§ **Objective**: Transcribe the data in full and exactly, omitting any pictures.

§ **Raw records**:

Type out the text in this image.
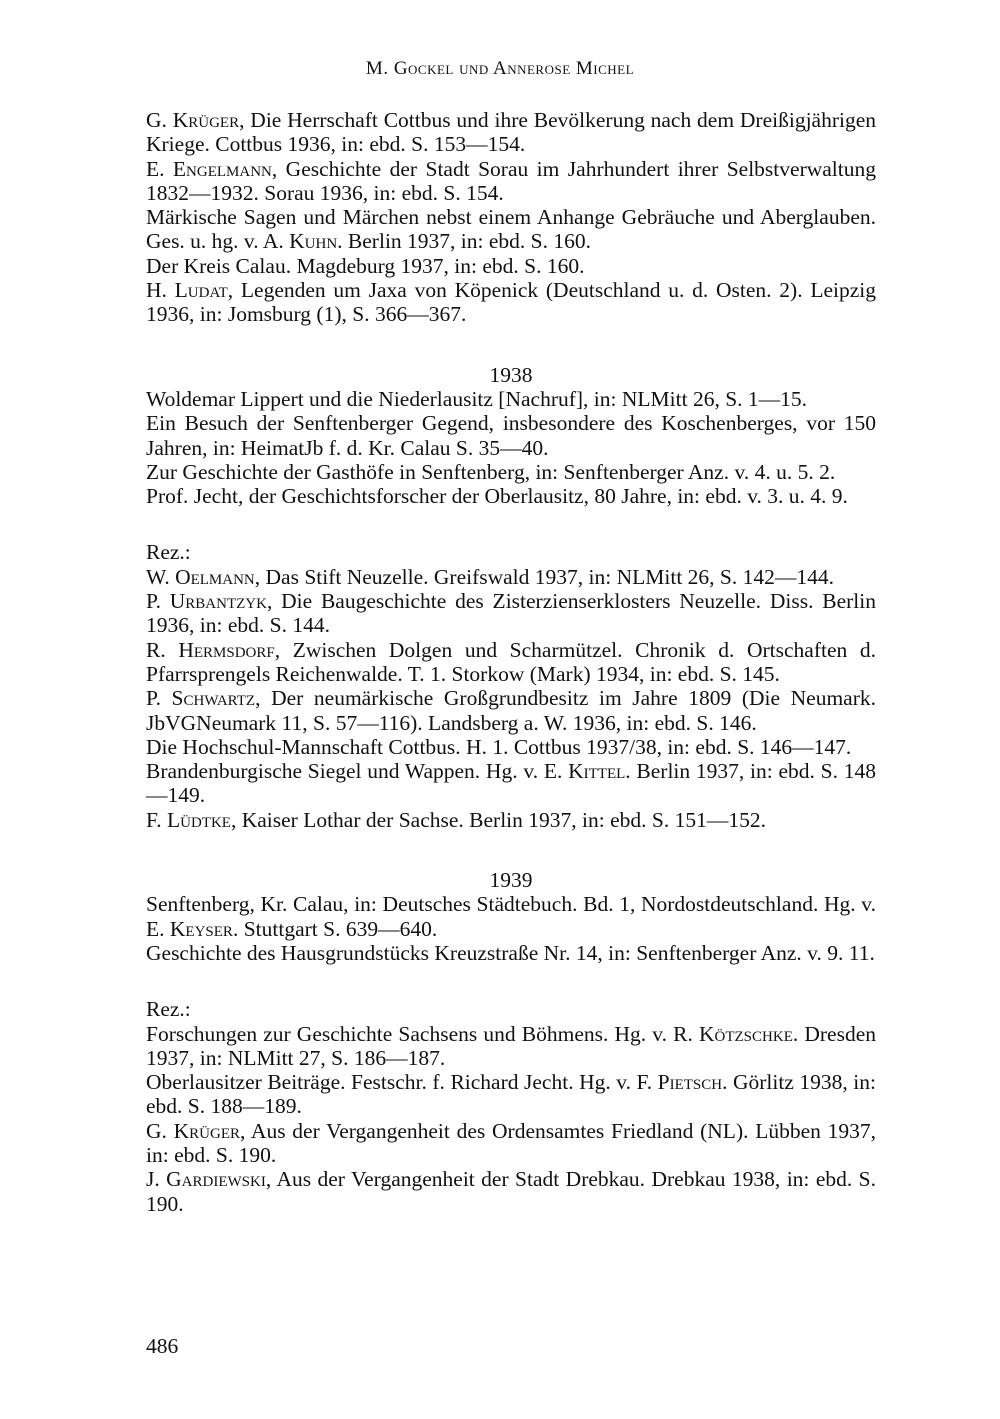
M. Gockel und Annerose Michel

G. Krüger, Die Herrschaft Cottbus und ihre Bevölkerung nach dem Dreißigjährigen Kriege. Cottbus 1936, in: ebd. S. 153—154.

E. Engelmann, Geschichte der Stadt Sorau im Jahrhundert ihrer Selbstverwaltung 1832—1932. Sorau 1936, in: ebd. S. 154.

Märkische Sagen und Märchen nebst einem Anhange Gebräuche und Aberglauben. Ges. u. hg. v. A. Kuhn. Berlin 1937, in: ebd. S. 160.

Der Kreis Calau. Magdeburg 1937, in: ebd. S. 160.

H. Ludat, Legenden um Jaxa von Köpenick (Deutschland u. d. Osten. 2). Leipzig 1936, in: Jomsburg (1), S. 366—367.

1938

Woldemar Lippert und die Niederlausitz [Nachruf], in: NLMitt 26, S. 1—15.

Ein Besuch der Senftenberger Gegend, insbesondere des Koschenberges, vor 150 Jahren, in: HeimatJb f. d. Kr. Calau S. 35—40.

Zur Geschichte der Gasthöfe in Senftenberg, in: Senftenberger Anz. v. 4. u. 5. 2.

Prof. Jecht, der Geschichtsforscher der Oberlausitz, 80 Jahre, in: ebd. v. 3. u. 4. 9.

Rez.:

W. Oelmann, Das Stift Neuzelle. Greifswald 1937, in: NLMitt 26, S. 142—144.

P. Urbantzyk, Die Baugeschichte des Zisterzienserklosters Neuzelle. Diss. Berlin 1936, in: ebd. S. 144.

R. Hermsdorf, Zwischen Dolgen und Scharmützel. Chronik d. Ortschaften d. Pfarrsprengels Reichenwalde. T. 1. Storkow (Mark) 1934, in: ebd. S. 145.

P. Schwartz, Der neumärkische Großgrundbesitz im Jahre 1809 (Die Neumark. JbVGNeumark 11, S. 57—116). Landsberg a. W. 1936, in: ebd. S. 146.

Die Hochschul-Mannschaft Cottbus. H. 1. Cottbus 1937/38, in: ebd. S. 146—147.

Brandenburgische Siegel und Wappen. Hg. v. E. Kittel. Berlin 1937, in: ebd. S. 148—149.

F. Lüdtke, Kaiser Lothar der Sachse. Berlin 1937, in: ebd. S. 151—152.

1939

Senftenberg, Kr. Calau, in: Deutsches Städtebuch. Bd. 1, Nordostdeutschland. Hg. v. E. Keyser. Stuttgart S. 639—640.

Geschichte des Hausgrundstücks Kreuzstraße Nr. 14, in: Senftenberger Anz. v. 9. 11.

Rez.:

Forschungen zur Geschichte Sachsens und Böhmens. Hg. v. R. Kötzschke. Dresden 1937, in: NLMitt 27, S. 186—187.

Oberlausitzer Beiträge. Festschr. f. Richard Jecht. Hg. v. F. Pietsch. Görlitz 1938, in: ebd. S. 188—189.

G. Krüger, Aus der Vergangenheit des Ordensamtes Friedland (NL). Lübben 1937, in: ebd. S. 190.

J. Gardiewski, Aus der Vergangenheit der Stadt Drebkau. Drebkau 1938, in: ebd. S. 190.

486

§ **Written solution**:
Type out the text in this image.
M. Gockel und Annerose Michel

G. Krüger, Die Herrschaft Cottbus und ihre Bevölkerung nach dem Dreißigjährigen Kriege. Cottbus 1936, in: ebd. S. 153—154.

E. Engelmann, Geschichte der Stadt Sorau im Jahrhundert ihrer Selbstverwaltung 1832—1932. Sorau 1936, in: ebd. S. 154.

Märkische Sagen und Märchen nebst einem Anhange Gebräuche und Aberglauben. Ges. u. hg. v. A. Kuhn. Berlin 1937, in: ebd. S. 160.

Der Kreis Calau. Magdeburg 1937, in: ebd. S. 160.

H. Ludat, Legenden um Jaxa von Köpenick (Deutschland u. d. Osten. 2). Leipzig 1936, in: Jomsburg (1), S. 366—367.

1938

Woldemar Lippert und die Niederlausitz [Nachruf], in: NLMitt 26, S. 1—15.

Ein Besuch der Senftenberger Gegend, insbesondere des Koschenberges, vor 150 Jahren, in: HeimatJb f. d. Kr. Calau S. 35—40.

Zur Geschichte der Gasthöfe in Senftenberg, in: Senftenberger Anz. v. 4. u. 5. 2.

Prof. Jecht, der Geschichtsforscher der Oberlausitz, 80 Jahre, in: ebd. v. 3. u. 4. 9.

Rez.:

W. Oelmann, Das Stift Neuzelle. Greifswald 1937, in: NLMitt 26, S. 142—144.

P. Urbantzyk, Die Baugeschichte des Zisterzienserklosters Neuzelle. Diss. Berlin 1936, in: ebd. S. 144.

R. Hermsdorf, Zwischen Dolgen und Scharmützel. Chronik d. Ortschaften d. Pfarrsprengels Reichenwalde. T. 1. Storkow (Mark) 1934, in: ebd. S. 145.

P. Schwartz, Der neumärkische Großgrundbesitz im Jahre 1809 (Die Neumark. JbVGNeumark 11, S. 57—116). Landsberg a. W. 1936, in: ebd. S. 146.

Die Hochschul-Mannschaft Cottbus. H. 1. Cottbus 1937/38, in: ebd. S. 146—147.

Brandenburgische Siegel und Wappen. Hg. v. E. Kittel. Berlin 1937, in: ebd. S. 148—149.

F. Lüdtke, Kaiser Lothar der Sachse. Berlin 1937, in: ebd. S. 151—152.

1939

Senftenberg, Kr. Calau, in: Deutsches Städtebuch. Bd. 1, Nordostdeutschland. Hg. v. E. Keyser. Stuttgart S. 639—640.

Geschichte des Hausgrundstücks Kreuzstraße Nr. 14, in: Senftenberger Anz. v. 9. 11.

Rez.:

Forschungen zur Geschichte Sachsens und Böhmens. Hg. v. R. Kötzschke. Dresden 1937, in: NLMitt 27, S. 186—187.

Oberlausitzer Beiträge. Festschr. f. Richard Jecht. Hg. v. F. Pietsch. Görlitz 1938, in: ebd. S. 188—189.

G. Krüger, Aus der Vergangenheit des Ordensamtes Friedland (NL). Lübben 1937, in: ebd. S. 190.

J. Gardiewski, Aus der Vergangenheit der Stadt Drebkau. Drebkau 1938, in: ebd. S. 190.

486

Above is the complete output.